◆ Dataset records:
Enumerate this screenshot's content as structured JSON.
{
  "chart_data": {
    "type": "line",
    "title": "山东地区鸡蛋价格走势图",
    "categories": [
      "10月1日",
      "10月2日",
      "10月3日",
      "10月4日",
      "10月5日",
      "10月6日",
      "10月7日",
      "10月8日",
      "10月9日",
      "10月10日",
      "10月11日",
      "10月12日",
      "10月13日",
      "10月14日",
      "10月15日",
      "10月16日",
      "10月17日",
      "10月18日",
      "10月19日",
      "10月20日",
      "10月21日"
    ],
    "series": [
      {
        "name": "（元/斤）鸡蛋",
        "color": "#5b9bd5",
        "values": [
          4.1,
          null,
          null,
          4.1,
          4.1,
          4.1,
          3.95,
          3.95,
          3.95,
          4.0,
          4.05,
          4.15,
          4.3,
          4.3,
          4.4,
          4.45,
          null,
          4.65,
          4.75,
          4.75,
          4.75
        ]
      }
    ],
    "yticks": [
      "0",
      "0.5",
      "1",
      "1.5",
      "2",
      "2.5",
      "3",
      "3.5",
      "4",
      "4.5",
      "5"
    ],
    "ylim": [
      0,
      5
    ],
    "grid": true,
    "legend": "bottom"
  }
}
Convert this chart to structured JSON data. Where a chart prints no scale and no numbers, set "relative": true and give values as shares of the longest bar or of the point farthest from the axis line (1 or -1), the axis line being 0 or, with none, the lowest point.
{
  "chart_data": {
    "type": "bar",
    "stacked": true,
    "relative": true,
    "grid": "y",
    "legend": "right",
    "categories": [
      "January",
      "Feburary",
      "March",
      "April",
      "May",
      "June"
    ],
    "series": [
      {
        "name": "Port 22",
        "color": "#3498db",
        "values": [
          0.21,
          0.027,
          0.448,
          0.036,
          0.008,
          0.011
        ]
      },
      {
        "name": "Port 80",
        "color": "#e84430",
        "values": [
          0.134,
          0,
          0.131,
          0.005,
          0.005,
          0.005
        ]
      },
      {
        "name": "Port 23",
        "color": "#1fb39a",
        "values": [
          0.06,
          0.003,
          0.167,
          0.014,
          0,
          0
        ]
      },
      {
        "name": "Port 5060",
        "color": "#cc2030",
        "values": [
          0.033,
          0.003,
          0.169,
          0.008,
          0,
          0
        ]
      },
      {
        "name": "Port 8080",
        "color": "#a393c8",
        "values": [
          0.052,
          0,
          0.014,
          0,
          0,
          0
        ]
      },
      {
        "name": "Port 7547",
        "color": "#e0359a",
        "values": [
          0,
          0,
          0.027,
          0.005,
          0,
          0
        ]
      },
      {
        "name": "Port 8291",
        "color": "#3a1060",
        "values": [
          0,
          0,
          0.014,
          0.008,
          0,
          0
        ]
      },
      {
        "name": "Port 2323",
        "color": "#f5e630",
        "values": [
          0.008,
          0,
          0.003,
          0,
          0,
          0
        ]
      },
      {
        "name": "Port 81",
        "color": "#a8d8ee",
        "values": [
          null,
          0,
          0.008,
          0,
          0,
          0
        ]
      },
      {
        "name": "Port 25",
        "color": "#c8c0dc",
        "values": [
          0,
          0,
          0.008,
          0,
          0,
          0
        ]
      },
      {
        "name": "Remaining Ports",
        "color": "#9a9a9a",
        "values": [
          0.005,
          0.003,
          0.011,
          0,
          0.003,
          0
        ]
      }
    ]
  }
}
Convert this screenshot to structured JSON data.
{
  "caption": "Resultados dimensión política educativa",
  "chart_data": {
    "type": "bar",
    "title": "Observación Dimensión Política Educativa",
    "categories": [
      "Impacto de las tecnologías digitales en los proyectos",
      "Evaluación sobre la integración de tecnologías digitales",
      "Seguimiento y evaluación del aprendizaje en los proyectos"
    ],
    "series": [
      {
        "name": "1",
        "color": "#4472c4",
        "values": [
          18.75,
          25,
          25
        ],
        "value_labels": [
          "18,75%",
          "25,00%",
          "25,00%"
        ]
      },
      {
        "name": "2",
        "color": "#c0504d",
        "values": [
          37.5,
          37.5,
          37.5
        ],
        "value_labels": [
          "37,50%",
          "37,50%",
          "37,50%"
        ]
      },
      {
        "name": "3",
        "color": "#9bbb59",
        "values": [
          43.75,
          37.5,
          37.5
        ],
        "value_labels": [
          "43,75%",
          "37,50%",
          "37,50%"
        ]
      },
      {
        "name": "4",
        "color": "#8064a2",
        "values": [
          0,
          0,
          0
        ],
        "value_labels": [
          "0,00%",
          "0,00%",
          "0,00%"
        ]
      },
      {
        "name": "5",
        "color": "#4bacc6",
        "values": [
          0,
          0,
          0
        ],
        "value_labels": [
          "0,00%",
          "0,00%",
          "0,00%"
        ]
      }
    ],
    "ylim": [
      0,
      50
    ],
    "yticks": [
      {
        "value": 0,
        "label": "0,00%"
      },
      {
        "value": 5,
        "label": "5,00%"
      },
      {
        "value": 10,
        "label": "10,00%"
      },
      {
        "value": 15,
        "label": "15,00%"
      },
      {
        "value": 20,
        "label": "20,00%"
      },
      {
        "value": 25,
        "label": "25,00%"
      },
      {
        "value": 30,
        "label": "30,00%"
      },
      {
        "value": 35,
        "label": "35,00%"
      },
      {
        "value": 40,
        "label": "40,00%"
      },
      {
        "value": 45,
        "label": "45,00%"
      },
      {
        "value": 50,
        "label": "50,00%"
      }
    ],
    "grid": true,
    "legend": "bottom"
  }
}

◆ Short problem:
Print all the data exactly.

◆ Expected answer:
Enumerate this screenshot's content as structured JSON.
{
  "chart_data": {
    "type": "line",
    "title": "山东地区鸡蛋价格走势图",
    "categories": [
      "10月1日",
      "10月2日",
      "10月3日",
      "10月4日",
      "10月5日",
      "10月6日",
      "10月7日",
      "10月8日",
      "10月9日",
      "10月10日",
      "10月11日",
      "10月12日",
      "10月13日",
      "10月14日",
      "10月15日",
      "10月16日",
      "10月17日",
      "10月18日",
      "10月19日",
      "10月20日",
      "10月21日"
    ],
    "series": [
      {
        "name": "（元/斤）鸡蛋",
        "color": "#5b9bd5",
        "values": [
          4.1,
          null,
          null,
          4.1,
          4.1,
          4.1,
          3.95,
          3.95,
          3.95,
          4.0,
          4.05,
          4.15,
          4.3,
          4.3,
          4.4,
          4.45,
          null,
          4.65,
          4.75,
          4.75,
          4.75
        ]
      }
    ],
    "yticks": [
      "0",
      "0.5",
      "1",
      "1.5",
      "2",
      "2.5",
      "3",
      "3.5",
      "4",
      "4.5",
      "5"
    ],
    "ylim": [
      0,
      5
    ],
    "grid": true,
    "legend": "bottom"
  }
}
Convert this chart to structured JSON data. Where a chart prints no scale and no numbers, set "relative": true and give values as shares of the longest bar or of the point farthest from the axis line (1 or -1), the axis line being 0 or, with none, the lowest point.
{
  "chart_data": {
    "type": "bar",
    "stacked": true,
    "relative": true,
    "grid": "y",
    "legend": "right",
    "categories": [
      "January",
      "Feburary",
      "March",
      "April",
      "May",
      "June"
    ],
    "series": [
      {
        "name": "Port 22",
        "color": "#3498db",
        "values": [
          0.21,
          0.027,
          0.448,
          0.036,
          0.008,
          0.011
        ]
      },
      {
        "name": "Port 80",
        "color": "#e84430",
        "values": [
          0.134,
          0,
          0.131,
          0.005,
          0.005,
          0.005
        ]
      },
      {
        "name": "Port 23",
        "color": "#1fb39a",
        "values": [
          0.06,
          0.003,
          0.167,
          0.014,
          0,
          0
        ]
      },
      {
        "name": "Port 5060",
        "color": "#cc2030",
        "values": [
          0.033,
          0.003,
          0.169,
          0.008,
          0,
          0
        ]
      },
      {
        "name": "Port 8080",
        "color": "#a393c8",
        "values": [
          0.052,
          0,
          0.014,
          0,
          0,
          0
        ]
      },
      {
        "name": "Port 7547",
        "color": "#e0359a",
        "values": [
          0,
          0,
          0.027,
          0.005,
          0,
          0
        ]
      },
      {
        "name": "Port 8291",
        "color": "#3a1060",
        "values": [
          0,
          0,
          0.014,
          0.008,
          0,
          0
        ]
      },
      {
        "name": "Port 2323",
        "color": "#f5e630",
        "values": [
          0.008,
          0,
          0.003,
          0,
          0,
          0
        ]
      },
      {
        "name": "Port 81",
        "color": "#a8d8ee",
        "values": [
          null,
          0,
          0.008,
          0,
          0,
          0
        ]
      },
      {
        "name": "Port 25",
        "color": "#c8c0dc",
        "values": [
          0,
          0,
          0.008,
          0,
          0,
          0
        ]
      },
      {
        "name": "Remaining Ports",
        "color": "#9a9a9a",
        "values": [
          0.005,
          0.003,
          0.011,
          0,
          0.003,
          0
        ]
      }
    ]
  }
}
Convert this screenshot to structured JSON data.
{
  "caption": "Resultados dimensión política educativa",
  "chart_data": {
    "type": "bar",
    "title": "Observación Dimensión Política Educativa",
    "categories": [
      "Impacto de las tecnologías digitales en los proyectos",
      "Evaluación sobre la integración de tecnologías digitales",
      "Seguimiento y evaluación del aprendizaje en los proyectos"
    ],
    "series": [
      {
        "name": "1",
        "color": "#4472c4",
        "values": [
          18.75,
          25,
          25
        ],
        "value_labels": [
          "18,75%",
          "25,00%",
          "25,00%"
        ]
      },
      {
        "name": "2",
        "color": "#c0504d",
        "values": [
          37.5,
          37.5,
          37.5
        ],
        "value_labels": [
          "37,50%",
          "37,50%",
          "37,50%"
        ]
      },
      {
        "name": "3",
        "color": "#9bbb59",
        "values": [
          43.75,
          37.5,
          37.5
        ],
        "value_labels": [
          "43,75%",
          "37,50%",
          "37,50%"
        ]
      },
      {
        "name": "4",
        "color": "#8064a2",
        "values": [
          0,
          0,
          0
        ],
        "value_labels": [
          "0,00%",
          "0,00%",
          "0,00%"
        ]
      },
      {
        "name": "5",
        "color": "#4bacc6",
        "values": [
          0,
          0,
          0
        ],
        "value_labels": [
          "0,00%",
          "0,00%",
          "0,00%"
        ]
      }
    ],
    "ylim": [
      0,
      50
    ],
    "yticks": [
      {
        "value": 0,
        "label": "0,00%"
      },
      {
        "value": 5,
        "label": "5,00%"
      },
      {
        "value": 10,
        "label": "10,00%"
      },
      {
        "value": 15,
        "label": "15,00%"
      },
      {
        "value": 20,
        "label": "20,00%"
      },
      {
        "value": 25,
        "label": "25,00%"
      },
      {
        "value": 30,
        "label": "30,00%"
      },
      {
        "value": 35,
        "label": "35,00%"
      },
      {
        "value": 40,
        "label": "40,00%"
      },
      {
        "value": 45,
        "label": "45,00%"
      },
      {
        "value": 50,
        "label": "50,00%"
      }
    ],
    "grid": true,
    "legend": "bottom"
  }
}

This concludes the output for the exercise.